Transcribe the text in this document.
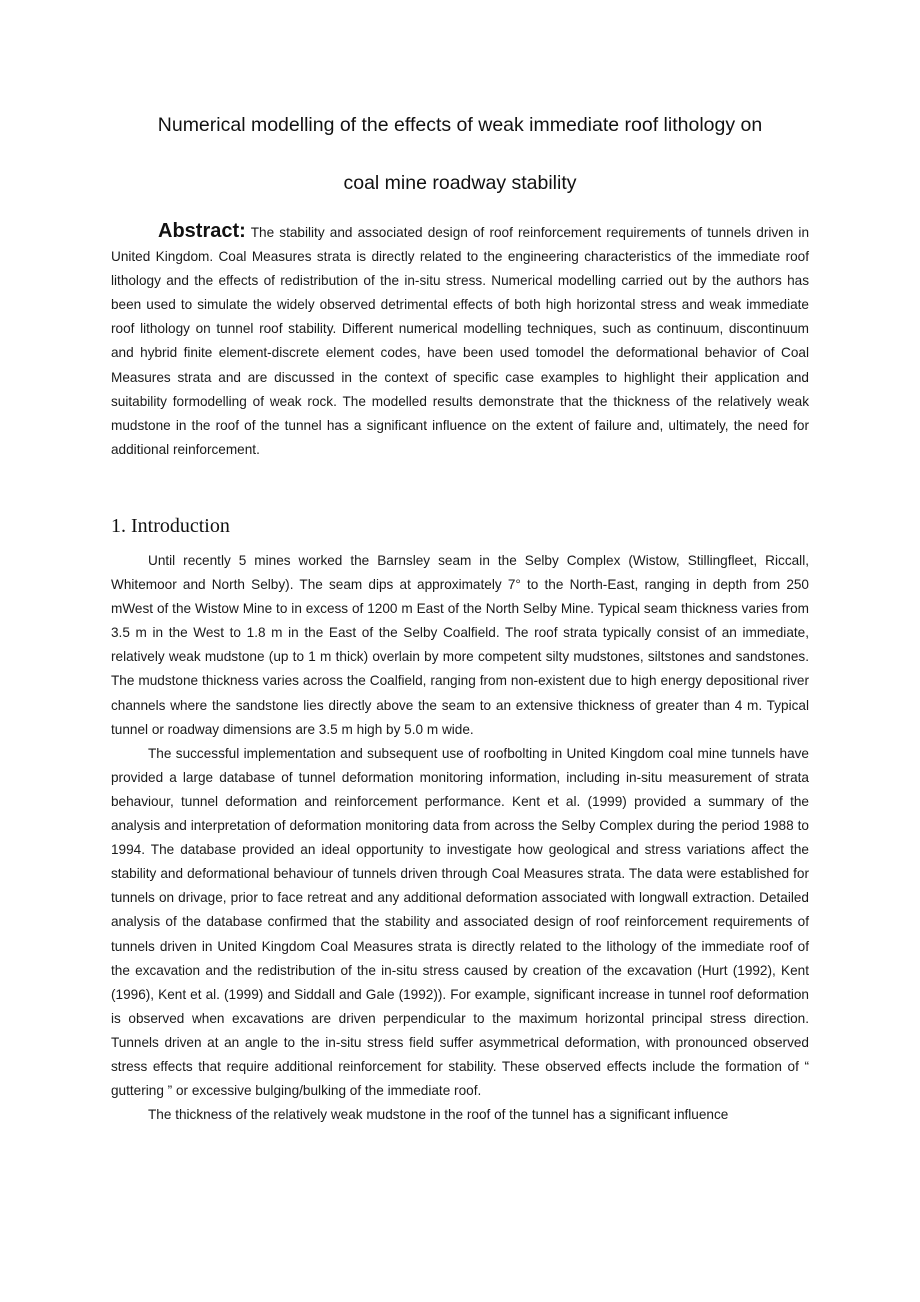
Numerical modelling of the effects of weak immediate roof lithology on
coal mine roadway stability

Abstract: The stability and associated design of roof reinforcement requirements of tunnels driven in United Kingdom. Coal Measures strata is directly related to the engineering characteristics of the immediate roof lithology and the effects of redistribution of the in-situ stress. Numerical modelling carried out by the authors has been used to simulate the widely observed detrimental effects of both high horizontal stress and weak immediate roof lithology on tunnel roof stability. Different numerical modelling techniques, such as continuum, discontinuum and hybrid finite element-discrete element codes, have been used tomodel the deformational behavior of Coal Measures strata and are discussed in the context of specific case examples to highlight their application and suitability formodelling of weak rock. The modelled results demonstrate that the thickness of the relatively weak mudstone in the roof of the tunnel has a significant influence on the extent of failure and, ultimately, the need for additional reinforcement.

1. Introduction

Until recently 5 mines worked the Barnsley seam in the Selby Complex (Wistow, Stillingfleet, Riccall, Whitemoor and North Selby). The seam dips at approximately 7° to the North-East, ranging in depth from 250 mWest of the Wistow Mine to in excess of 1200 m East of the North Selby Mine. Typical seam thickness varies from 3.5 m in the West to 1.8 m in the East of the Selby Coalfield. The roof strata typically consist of an immediate, relatively weak mudstone (up to 1 m thick) overlain by more competent silty mudstones, siltstones and sandstones. The mudstone thickness varies across the Coalfield, ranging from non-existent due to high energy depositional river channels where the sandstone lies directly above the seam to an extensive thickness of greater than 4 m. Typical tunnel or roadway dimensions are 3.5 m high by 5.0 m wide.

The successful implementation and subsequent use of roofbolting in United Kingdom coal mine tunnels have provided a large database of tunnel deformation monitoring information, including in-situ measurement of strata behaviour, tunnel deformation and reinforcement performance. Kent et al. (1999) provided a summary of the analysis and interpretation of deformation monitoring data from across the Selby Complex during the period 1988 to 1994. The database provided an ideal opportunity to investigate how geological and stress variations affect the stability and deformational behaviour of tunnels driven through Coal Measures strata. The data were established for tunnels on drivage, prior to face retreat and any additional deformation associated with longwall extraction. Detailed analysis of the database confirmed that the stability and associated design of roof reinforcement requirements of tunnels driven in United Kingdom Coal Measures strata is directly related to the lithology of the immediate roof of the excavation and the redistribution of the in-situ stress caused by creation of the excavation (Hurt (1992), Kent (1996), Kent et al. (1999) and Siddall and Gale (1992)). For example, significant increase in tunnel roof deformation is observed when excavations are driven perpendicular to the maximum horizontal principal stress direction. Tunnels driven at an angle to the in-situ stress field suffer asymmetrical deformation, with pronounced observed stress effects that require additional reinforcement for stability. These observed effects include the formation of “ guttering ” or excessive bulging/bulking of the immediate roof.

The thickness of the relatively weak mudstone in the roof of the tunnel has a significant influence
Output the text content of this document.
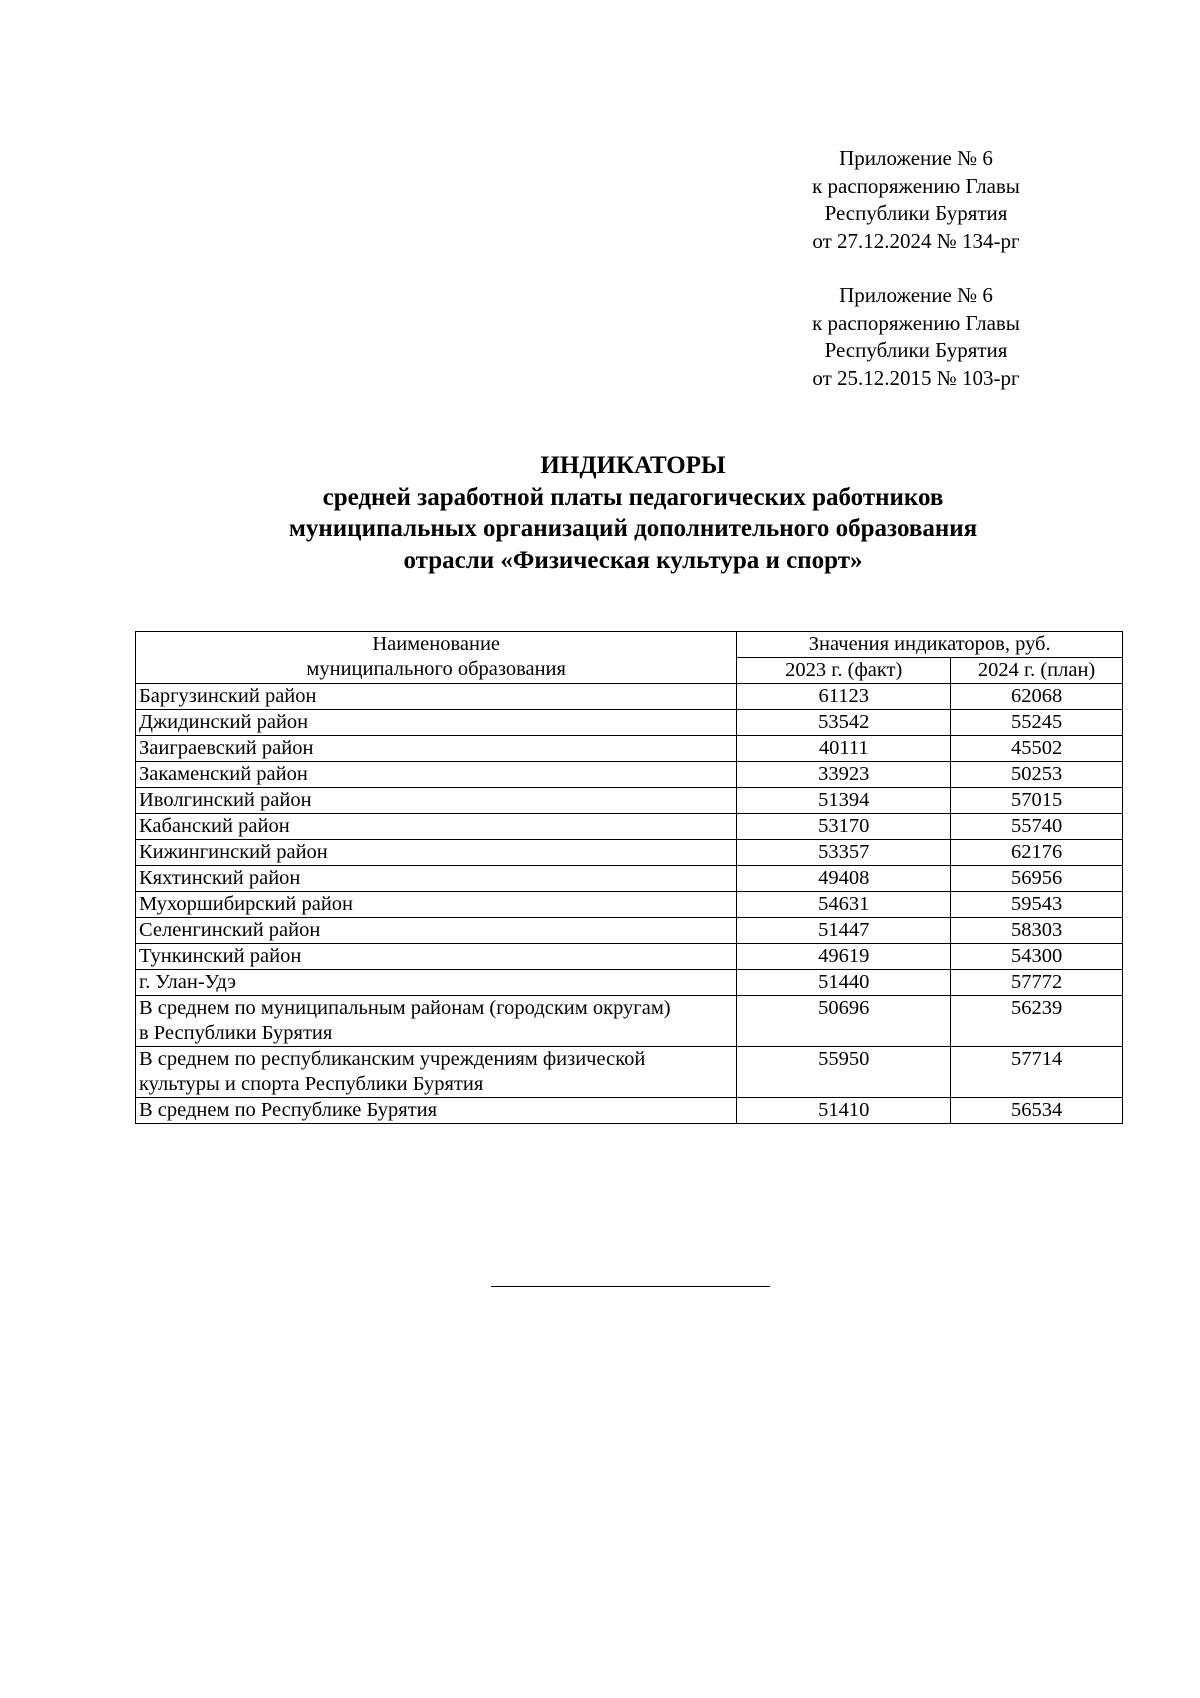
Приложение № 6
к распоряжению Главы
Республики Бурятия
от 27.12.2024 № 134-рг
Приложение № 6
к распоряжению Главы
Республики Бурятия
от 25.12.2015 № 103-рг
ИНДИКАТОРЫ
средней заработной платы педагогических работников
муниципальных организаций дополнительного образования
отрасли «Физическая культура и спорт»
Наименование
муниципального образования	Значения индикаторов, руб.	
	2023 г. (факт)	2024 г. (план)
Баргузинский район	61123	62068
Джидинский район	53542	55245
Заиграевский район	40111	45502
Закаменский район	33923	50253
Иволгинский район	51394	57015
Кабанский район	53170	55740
Кижингинский район	53357	62176
Кяхтинский район	49408	56956
Мухоршибирский район	54631	59543
Селенгинский район	51447	58303
Тункинский район	49619	54300
г. Улан-Удэ	51440	57772

В среднем по муниципальным районам (городским округам)
в Республики Бурятия	50696	56239

В среднем по республиканским учреждениям физической
культуры и спорта Республики Бурятия	55950	57714
В среднем по Республике Бурятия	51410	56534
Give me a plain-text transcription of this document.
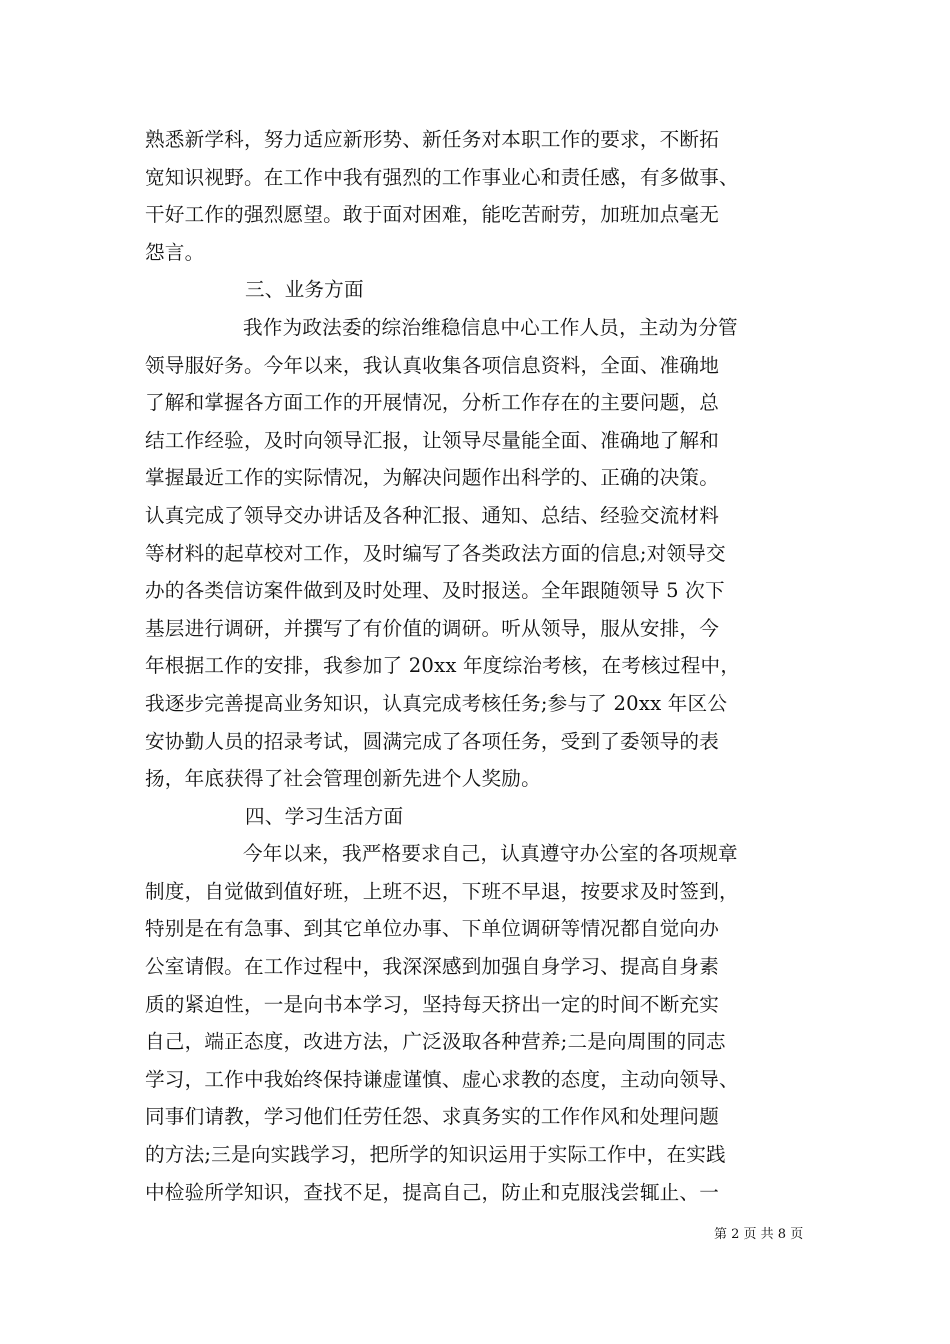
熟悉新学科，努力适应新形势、新任务对本职工作的要求，不断拓
宽知识视野。在工作中我有强烈的工作事业心和责任感，有多做事、
干好工作的强烈愿望。敢于面对困难，能吃苦耐劳，加班加点毫无
怨言。
三、业务方面
我作为政法委的综治维稳信息中心工作人员，主动为分管
领导服好务。今年以来，我认真收集各项信息资料，全面、准确地
了解和掌握各方面工作的开展情况，分析工作存在的主要问题，总
结工作经验，及时向领导汇报，让领导尽量能全面、准确地了解和
掌握最近工作的实际情况，为解决问题作出科学的、正确的决策。
认真完成了领导交办讲话及各种汇报、通知、总结、经验交流材料
等材料的起草校对工作，及时编写了各类政法方面的信息;对领导交
办的各类信访案件做到及时处理、及时报送。全年跟随领导 5 次下
基层进行调研，并撰写了有价值的调研。听从领导，服从安排，今
年根据工作的安排，我参加了 20xx 年度综治考核，在考核过程中，
我逐步完善提高业务知识，认真完成考核任务;参与了 20xx 年区公
安协勤人员的招录考试，圆满完成了各项任务，受到了委领导的表
扬，年底获得了社会管理创新先进个人奖励。
四、学习生活方面
今年以来，我严格要求自己，认真遵守办公室的各项规章
制度，自觉做到值好班，上班不迟，下班不早退，按要求及时签到，
特别是在有急事、到其它单位办事、下单位调研等情况都自觉向办
公室请假。在工作过程中，我深深感到加强自身学习、提高自身素
质的紧迫性，一是向书本学习，坚持每天挤出一定的时间不断充实
自己，端正态度，改进方法，广泛汲取各种营养;二是向周围的同志
学习，工作中我始终保持谦虚谨慎、虚心求教的态度，主动向领导、
同事们请教，学习他们任劳任怨、求真务实的工作作风和处理问题
的方法;三是向实践学习，把所学的知识运用于实际工作中，在实践
中检验所学知识，查找不足，提高自己，防止和克服浅尝辄止、一
第 2 页 共 8 页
────────────────────────────────────────
[Written problem] Your task is to repeat the material above exactly, without its pictures.

[Reply]
Transcribe the text in this document.
Numerical modelling of the effects of weak immediate roof lithology on
coal mine roadway stability

Abstract: The stability and associated design of roof reinforcement requirements of tunnels driven in United Kingdom. Coal Measures strata is directly related to the engineering characteristics of the immediate roof lithology and the effects of redistribution of the in-situ stress. Numerical modelling carried out by the authors has been used to simulate the widely observed detrimental effects of both high horizontal stress and weak immediate roof lithology on tunnel roof stability. Different numerical modelling techniques, such as continuum, discontinuum and hybrid finite element-discrete element codes, have been used tomodel the deformational behavior of Coal Measures strata and are discussed in the context of specific case examples to highlight their application and suitability formodelling of weak rock. The modelled results demonstrate that the thickness of the relatively weak mudstone in the roof of the tunnel has a significant influence on the extent of failure and, ultimately, the need for additional reinforcement.

1. Introduction

Until recently 5 mines worked the Barnsley seam in the Selby Complex (Wistow, Stillingfleet, Riccall, Whitemoor and North Selby). The seam dips at approximately 7° to the North-East, ranging in depth from 250 mWest of the Wistow Mine to in excess of 1200 m East of the North Selby Mine. Typical seam thickness varies from 3.5 m in the West to 1.8 m in the East of the Selby Coalfield. The roof strata typically consist of an immediate, relatively weak mudstone (up to 1 m thick) overlain by more competent silty mudstones, siltstones and sandstones. The mudstone thickness varies across the Coalfield, ranging from non-existent due to high energy depositional river channels where the sandstone lies directly above the seam to an extensive thickness of greater than 4 m. Typical tunnel or roadway dimensions are 3.5 m high by 5.0 m wide.

The successful implementation and subsequent use of roofbolting in United Kingdom coal mine tunnels have provided a large database of tunnel deformation monitoring information, including in-situ measurement of strata behaviour, tunnel deformation and reinforcement performance. Kent et al. (1999) provided a summary of the analysis and interpretation of deformation monitoring data from across the Selby Complex during the period 1988 to 1994. The database provided an ideal opportunity to investigate how geological and stress variations affect the stability and deformational behaviour of tunnels driven through Coal Measures strata. The data were established for tunnels on drivage, prior to face retreat and any additional deformation associated with longwall extraction. Detailed analysis of the database confirmed that the stability and associated design of roof reinforcement requirements of tunnels driven in United Kingdom Coal Measures strata is directly related to the lithology of the immediate roof of the excavation and the redistribution of the in-situ stress caused by creation of the excavation (Hurt (1992), Kent (1996), Kent et al. (1999) and Siddall and Gale (1992)). For example, significant increase in tunnel roof deformation is observed when excavations are driven perpendicular to the maximum horizontal principal stress direction. Tunnels driven at an angle to the in-situ stress field suffer asymmetrical deformation, with pronounced observed stress effects that require additional reinforcement for stability. These observed effects include the formation of “ guttering ” or excessive bulging/bulking of the immediate roof.

The thickness of the relatively weak mudstone in the roof of the tunnel has a significant influence
Output the text content of this document.
Приложение № 6
к распоряжению Главы
Республики Бурятия
от 27.12.2024 № 134-рг
Приложение № 6
к распоряжению Главы
Республики Бурятия
от 25.12.2015 № 103-рг
ИНДИКАТОРЫ
средней заработной платы педагогических работников
муниципальных организаций дополнительного образования
отрасли «Физическая культура и спорт»
Наименование
муниципального образования	Значения индикаторов, руб.	
	2023 г. (факт)	2024 г. (план)
Баргузинский район	61123	62068
Джидинский район	53542	55245
Заиграевский район	40111	45502
Закаменский район	33923	50253
Иволгинский район	51394	57015
Кабанский район	53170	55740
Кижингинский район	53357	62176
Кяхтинский район	49408	56956
Мухоршибирский район	54631	59543
Селенгинский район	51447	58303
Тункинский район	49619	54300
г. Улан-Удэ	51440	57772

В среднем по муниципальным районам (городским округам)
в Республики Бурятия	50696	56239

В среднем по республиканским учреждениям физической
культуры и спорта Республики Бурятия	55950	57714
В среднем по Республике Бурятия	51410	56534
Give me a plain-text transcription of this document.
熟悉新学科，努力适应新形势、新任务对本职工作的要求，不断拓
宽知识视野。在工作中我有强烈的工作事业心和责任感，有多做事、
干好工作的强烈愿望。敢于面对困难，能吃苦耐劳，加班加点毫无
怨言。
三、业务方面
我作为政法委的综治维稳信息中心工作人员，主动为分管
领导服好务。今年以来，我认真收集各项信息资料，全面、准确地
了解和掌握各方面工作的开展情况，分析工作存在的主要问题，总
结工作经验，及时向领导汇报，让领导尽量能全面、准确地了解和
掌握最近工作的实际情况，为解决问题作出科学的、正确的决策。
认真完成了领导交办讲话及各种汇报、通知、总结、经验交流材料
等材料的起草校对工作，及时编写了各类政法方面的信息;对领导交
办的各类信访案件做到及时处理、及时报送。全年跟随领导 5 次下
基层进行调研，并撰写了有价值的调研。听从领导，服从安排，今
年根据工作的安排，我参加了 20xx 年度综治考核，在考核过程中，
我逐步完善提高业务知识，认真完成考核任务;参与了 20xx 年区公
安协勤人员的招录考试，圆满完成了各项任务，受到了委领导的表
扬，年底获得了社会管理创新先进个人奖励。
四、学习生活方面
今年以来，我严格要求自己，认真遵守办公室的各项规章
制度，自觉做到值好班，上班不迟，下班不早退，按要求及时签到，
特别是在有急事、到其它单位办事、下单位调研等情况都自觉向办
公室请假。在工作过程中，我深深感到加强自身学习、提高自身素
质的紧迫性，一是向书本学习，坚持每天挤出一定的时间不断充实
自己，端正态度，改进方法，广泛汲取各种营养;二是向周围的同志
学习，工作中我始终保持谦虚谨慎、虚心求教的态度，主动向领导、
同事们请教，学习他们任劳任怨、求真务实的工作作风和处理问题
的方法;三是向实践学习，把所学的知识运用于实际工作中，在实践
中检验所学知识，查找不足，提高自己，防止和克服浅尝辄止、一
第 2 页 共 8 页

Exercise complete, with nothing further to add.